Data entries
====

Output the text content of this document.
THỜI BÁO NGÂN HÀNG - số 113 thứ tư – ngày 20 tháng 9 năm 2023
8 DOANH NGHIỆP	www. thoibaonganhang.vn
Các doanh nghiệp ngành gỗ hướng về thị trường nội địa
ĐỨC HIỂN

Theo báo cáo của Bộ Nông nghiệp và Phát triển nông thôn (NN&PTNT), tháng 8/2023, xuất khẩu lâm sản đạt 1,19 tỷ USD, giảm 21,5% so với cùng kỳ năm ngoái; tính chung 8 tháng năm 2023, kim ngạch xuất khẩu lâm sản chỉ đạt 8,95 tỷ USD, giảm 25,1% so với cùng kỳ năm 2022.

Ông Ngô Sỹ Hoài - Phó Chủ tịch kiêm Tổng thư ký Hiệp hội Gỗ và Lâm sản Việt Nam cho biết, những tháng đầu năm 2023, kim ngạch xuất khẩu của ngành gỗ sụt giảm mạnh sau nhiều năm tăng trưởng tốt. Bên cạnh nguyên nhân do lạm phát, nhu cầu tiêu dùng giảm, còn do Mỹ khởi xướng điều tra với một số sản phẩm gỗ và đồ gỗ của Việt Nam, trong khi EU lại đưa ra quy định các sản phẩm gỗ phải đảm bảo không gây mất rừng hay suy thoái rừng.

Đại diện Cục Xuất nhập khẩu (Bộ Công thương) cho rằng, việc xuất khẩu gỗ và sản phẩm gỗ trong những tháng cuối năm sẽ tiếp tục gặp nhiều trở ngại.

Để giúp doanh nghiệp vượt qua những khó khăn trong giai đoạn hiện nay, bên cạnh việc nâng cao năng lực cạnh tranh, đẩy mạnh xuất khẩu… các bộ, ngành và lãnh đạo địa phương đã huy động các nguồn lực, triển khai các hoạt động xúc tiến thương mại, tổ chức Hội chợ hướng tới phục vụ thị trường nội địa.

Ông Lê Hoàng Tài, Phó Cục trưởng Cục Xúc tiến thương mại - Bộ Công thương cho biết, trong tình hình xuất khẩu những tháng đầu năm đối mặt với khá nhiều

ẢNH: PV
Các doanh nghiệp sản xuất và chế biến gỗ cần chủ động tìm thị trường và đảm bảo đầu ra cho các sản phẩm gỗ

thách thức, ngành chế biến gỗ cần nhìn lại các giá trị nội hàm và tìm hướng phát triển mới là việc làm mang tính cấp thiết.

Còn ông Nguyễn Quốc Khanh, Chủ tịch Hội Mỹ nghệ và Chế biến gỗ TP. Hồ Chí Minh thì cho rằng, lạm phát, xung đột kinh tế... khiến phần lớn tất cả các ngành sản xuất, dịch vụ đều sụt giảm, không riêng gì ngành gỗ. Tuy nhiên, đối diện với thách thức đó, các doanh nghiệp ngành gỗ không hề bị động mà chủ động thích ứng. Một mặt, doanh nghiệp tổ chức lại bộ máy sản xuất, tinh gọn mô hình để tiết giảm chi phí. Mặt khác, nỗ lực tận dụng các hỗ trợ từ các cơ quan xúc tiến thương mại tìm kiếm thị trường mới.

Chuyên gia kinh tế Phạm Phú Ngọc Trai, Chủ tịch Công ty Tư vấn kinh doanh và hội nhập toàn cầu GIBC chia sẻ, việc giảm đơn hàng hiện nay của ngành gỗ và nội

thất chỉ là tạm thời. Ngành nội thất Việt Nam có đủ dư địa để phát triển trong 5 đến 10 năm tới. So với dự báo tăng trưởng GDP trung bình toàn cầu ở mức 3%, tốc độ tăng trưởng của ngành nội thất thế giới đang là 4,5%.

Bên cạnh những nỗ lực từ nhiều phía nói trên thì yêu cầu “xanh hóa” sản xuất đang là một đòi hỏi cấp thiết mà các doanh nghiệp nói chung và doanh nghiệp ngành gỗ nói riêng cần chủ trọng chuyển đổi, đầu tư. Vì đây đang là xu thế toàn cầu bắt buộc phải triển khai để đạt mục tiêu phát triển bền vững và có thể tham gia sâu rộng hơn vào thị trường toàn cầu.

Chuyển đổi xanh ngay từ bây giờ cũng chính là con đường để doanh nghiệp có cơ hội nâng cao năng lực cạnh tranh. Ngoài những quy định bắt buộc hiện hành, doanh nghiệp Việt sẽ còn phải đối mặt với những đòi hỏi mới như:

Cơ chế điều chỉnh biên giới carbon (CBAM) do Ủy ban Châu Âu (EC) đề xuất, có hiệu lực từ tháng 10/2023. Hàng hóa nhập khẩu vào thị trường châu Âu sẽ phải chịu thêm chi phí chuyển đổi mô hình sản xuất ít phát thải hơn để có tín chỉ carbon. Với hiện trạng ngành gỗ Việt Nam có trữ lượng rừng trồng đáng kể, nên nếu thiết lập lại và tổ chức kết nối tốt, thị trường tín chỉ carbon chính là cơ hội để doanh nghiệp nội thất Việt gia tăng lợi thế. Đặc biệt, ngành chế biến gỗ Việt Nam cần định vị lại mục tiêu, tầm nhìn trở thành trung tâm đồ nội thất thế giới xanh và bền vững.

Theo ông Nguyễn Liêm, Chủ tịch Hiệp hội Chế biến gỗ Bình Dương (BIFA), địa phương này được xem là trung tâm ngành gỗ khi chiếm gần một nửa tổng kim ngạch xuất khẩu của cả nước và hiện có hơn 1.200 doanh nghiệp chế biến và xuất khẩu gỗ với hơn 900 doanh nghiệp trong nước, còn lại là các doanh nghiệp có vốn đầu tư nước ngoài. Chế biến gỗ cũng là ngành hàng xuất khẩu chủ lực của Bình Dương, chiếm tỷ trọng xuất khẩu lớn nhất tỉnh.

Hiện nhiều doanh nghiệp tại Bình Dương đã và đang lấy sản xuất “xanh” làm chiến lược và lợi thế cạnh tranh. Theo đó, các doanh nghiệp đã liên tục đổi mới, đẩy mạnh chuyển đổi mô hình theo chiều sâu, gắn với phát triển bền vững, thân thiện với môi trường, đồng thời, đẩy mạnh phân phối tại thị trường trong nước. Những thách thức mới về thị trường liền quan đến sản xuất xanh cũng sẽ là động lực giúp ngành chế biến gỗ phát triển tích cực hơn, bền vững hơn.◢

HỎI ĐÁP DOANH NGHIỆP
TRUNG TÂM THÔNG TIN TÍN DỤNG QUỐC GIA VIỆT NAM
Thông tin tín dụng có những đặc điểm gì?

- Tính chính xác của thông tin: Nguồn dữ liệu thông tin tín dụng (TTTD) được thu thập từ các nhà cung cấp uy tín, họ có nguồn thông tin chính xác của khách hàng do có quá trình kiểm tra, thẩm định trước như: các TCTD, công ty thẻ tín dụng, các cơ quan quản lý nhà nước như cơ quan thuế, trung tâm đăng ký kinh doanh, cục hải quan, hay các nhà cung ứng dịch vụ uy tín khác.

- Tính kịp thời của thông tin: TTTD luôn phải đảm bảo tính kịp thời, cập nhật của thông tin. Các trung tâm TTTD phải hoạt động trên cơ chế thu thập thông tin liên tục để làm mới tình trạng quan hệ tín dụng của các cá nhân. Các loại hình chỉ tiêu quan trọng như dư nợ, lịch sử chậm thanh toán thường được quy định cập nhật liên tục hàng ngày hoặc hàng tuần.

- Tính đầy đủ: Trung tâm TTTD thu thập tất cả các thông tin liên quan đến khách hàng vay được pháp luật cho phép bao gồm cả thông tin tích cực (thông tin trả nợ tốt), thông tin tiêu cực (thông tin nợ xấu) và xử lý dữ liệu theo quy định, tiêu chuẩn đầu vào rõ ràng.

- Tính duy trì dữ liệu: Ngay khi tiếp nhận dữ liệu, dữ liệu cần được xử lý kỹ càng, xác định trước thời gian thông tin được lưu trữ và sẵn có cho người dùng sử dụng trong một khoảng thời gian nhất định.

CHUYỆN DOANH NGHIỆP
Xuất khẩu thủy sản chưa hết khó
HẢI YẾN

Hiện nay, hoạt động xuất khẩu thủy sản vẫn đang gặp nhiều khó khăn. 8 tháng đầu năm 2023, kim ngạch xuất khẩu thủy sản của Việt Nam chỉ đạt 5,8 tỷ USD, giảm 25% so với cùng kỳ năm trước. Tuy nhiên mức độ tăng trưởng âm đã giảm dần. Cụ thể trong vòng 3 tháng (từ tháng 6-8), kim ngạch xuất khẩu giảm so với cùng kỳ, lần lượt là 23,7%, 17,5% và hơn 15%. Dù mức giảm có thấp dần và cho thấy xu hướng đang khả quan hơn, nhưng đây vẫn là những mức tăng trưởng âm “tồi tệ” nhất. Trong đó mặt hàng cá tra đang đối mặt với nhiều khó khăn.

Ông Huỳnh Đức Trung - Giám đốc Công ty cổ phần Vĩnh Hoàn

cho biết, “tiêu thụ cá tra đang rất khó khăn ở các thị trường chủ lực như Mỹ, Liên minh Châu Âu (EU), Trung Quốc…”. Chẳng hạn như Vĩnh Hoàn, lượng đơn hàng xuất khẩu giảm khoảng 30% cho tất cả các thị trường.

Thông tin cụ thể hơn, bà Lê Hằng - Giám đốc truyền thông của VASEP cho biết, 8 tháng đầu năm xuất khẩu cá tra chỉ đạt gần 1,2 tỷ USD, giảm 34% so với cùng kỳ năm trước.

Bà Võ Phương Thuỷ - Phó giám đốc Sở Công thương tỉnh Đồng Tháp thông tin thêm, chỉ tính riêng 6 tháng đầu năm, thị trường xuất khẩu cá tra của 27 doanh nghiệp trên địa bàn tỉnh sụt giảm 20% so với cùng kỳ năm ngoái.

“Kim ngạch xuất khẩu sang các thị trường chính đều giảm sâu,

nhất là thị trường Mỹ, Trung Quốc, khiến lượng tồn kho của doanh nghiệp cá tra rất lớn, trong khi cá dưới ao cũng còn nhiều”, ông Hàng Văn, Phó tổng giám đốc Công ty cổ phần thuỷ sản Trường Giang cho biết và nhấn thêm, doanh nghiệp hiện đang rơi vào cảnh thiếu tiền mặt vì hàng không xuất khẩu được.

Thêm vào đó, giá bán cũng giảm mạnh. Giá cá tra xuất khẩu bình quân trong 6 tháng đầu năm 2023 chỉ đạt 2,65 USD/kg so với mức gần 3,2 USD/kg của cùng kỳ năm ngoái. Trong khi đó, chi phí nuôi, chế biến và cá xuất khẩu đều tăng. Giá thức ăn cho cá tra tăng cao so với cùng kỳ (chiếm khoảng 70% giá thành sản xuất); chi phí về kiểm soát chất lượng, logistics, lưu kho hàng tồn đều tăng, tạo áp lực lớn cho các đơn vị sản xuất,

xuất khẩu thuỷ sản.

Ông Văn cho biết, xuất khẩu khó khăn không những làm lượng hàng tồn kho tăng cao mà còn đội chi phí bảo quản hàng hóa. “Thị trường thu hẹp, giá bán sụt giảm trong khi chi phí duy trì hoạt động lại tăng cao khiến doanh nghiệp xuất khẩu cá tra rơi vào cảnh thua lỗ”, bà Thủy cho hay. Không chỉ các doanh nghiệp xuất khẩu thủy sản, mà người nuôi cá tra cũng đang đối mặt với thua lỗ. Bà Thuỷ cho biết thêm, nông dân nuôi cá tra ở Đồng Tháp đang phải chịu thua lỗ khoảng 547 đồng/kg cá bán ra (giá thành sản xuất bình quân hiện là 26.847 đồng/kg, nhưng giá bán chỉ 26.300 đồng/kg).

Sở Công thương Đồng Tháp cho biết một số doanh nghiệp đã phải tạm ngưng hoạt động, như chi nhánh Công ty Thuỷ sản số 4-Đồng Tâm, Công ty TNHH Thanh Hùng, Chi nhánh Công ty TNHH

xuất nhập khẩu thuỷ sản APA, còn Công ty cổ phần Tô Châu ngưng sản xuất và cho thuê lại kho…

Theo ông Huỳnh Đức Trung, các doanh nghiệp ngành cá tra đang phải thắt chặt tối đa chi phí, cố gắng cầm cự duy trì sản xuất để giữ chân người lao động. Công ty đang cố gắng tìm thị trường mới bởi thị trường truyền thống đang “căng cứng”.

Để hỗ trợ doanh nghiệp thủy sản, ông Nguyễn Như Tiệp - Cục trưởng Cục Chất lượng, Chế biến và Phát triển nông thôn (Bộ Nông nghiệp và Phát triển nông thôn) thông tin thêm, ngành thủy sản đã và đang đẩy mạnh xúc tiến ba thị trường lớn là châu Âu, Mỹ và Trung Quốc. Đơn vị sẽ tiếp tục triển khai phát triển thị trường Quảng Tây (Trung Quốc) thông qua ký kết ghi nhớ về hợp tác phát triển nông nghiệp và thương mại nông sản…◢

====

• **Problem details**:
Find every line in the records above that holds the word "khoảng", and copy each one.

• **Exercise output**:
- Tính duy trì dữ liệu: Ngay khi tiếp nhận dữ liệu, dữ liệu cần được xử lý kỹ càng, xác định trước thời gian thông tin được lưu trữ và sẵn có cho người dùng sử dụng trong một khoảng thời gian nhất định.
cho biết, “tiêu thụ cá tra đang rất khó khăn ở các thị trường chủ lực như Mỹ, Liên minh Châu Âu (EU), Trung Quốc…”. Chẳng hạn như Vĩnh Hoàn, lượng đơn hàng xuất khẩu giảm khoảng 30% cho tất cả các thị trường.
Thêm vào đó, giá bán cũng giảm mạnh. Giá cá tra xuất khẩu bình quân trong 6 tháng đầu năm 2023 chỉ đạt 2,65 USD/kg so với mức gần 3,2 USD/kg của cùng kỳ năm ngoái. Trong khi đó, chi phí nuôi, chế biến và cá xuất khẩu đều tăng. Giá thức ăn cho cá tra tăng cao so với cùng kỳ (chiếm khoảng 70% giá thành sản xuất); chi phí về kiểm soát chất lượng, logistics, lưu kho hàng tồn đều tăng, tạo áp lực lớn cho các đơn vị sản xuất,
Ông Văn cho biết, xuất khẩu khó khăn không những làm lượng hàng tồn kho tăng cao mà còn đội chi phí bảo quản hàng hóa. “Thị trường thu hẹp, giá bán sụt giảm trong khi chi phí duy trì hoạt động lại tăng cao khiến doanh nghiệp xuất khẩu cá tra rơi vào cảnh thua lỗ”, bà Thủy cho hay. Không chỉ các doanh nghiệp xuất khẩu thủy sản, mà người nuôi cá tra cũng đang đối mặt với thua lỗ. Bà Thuỷ cho biết thêm, nông dân nuôi cá tra ở Đồng Tháp đang phải chịu thua lỗ khoảng 547 đồng/kg cá bán ra (giá thành sản xuất bình quân hiện là 26.847 đồng/kg, nhưng giá bán chỉ 26.300 đồng/kg).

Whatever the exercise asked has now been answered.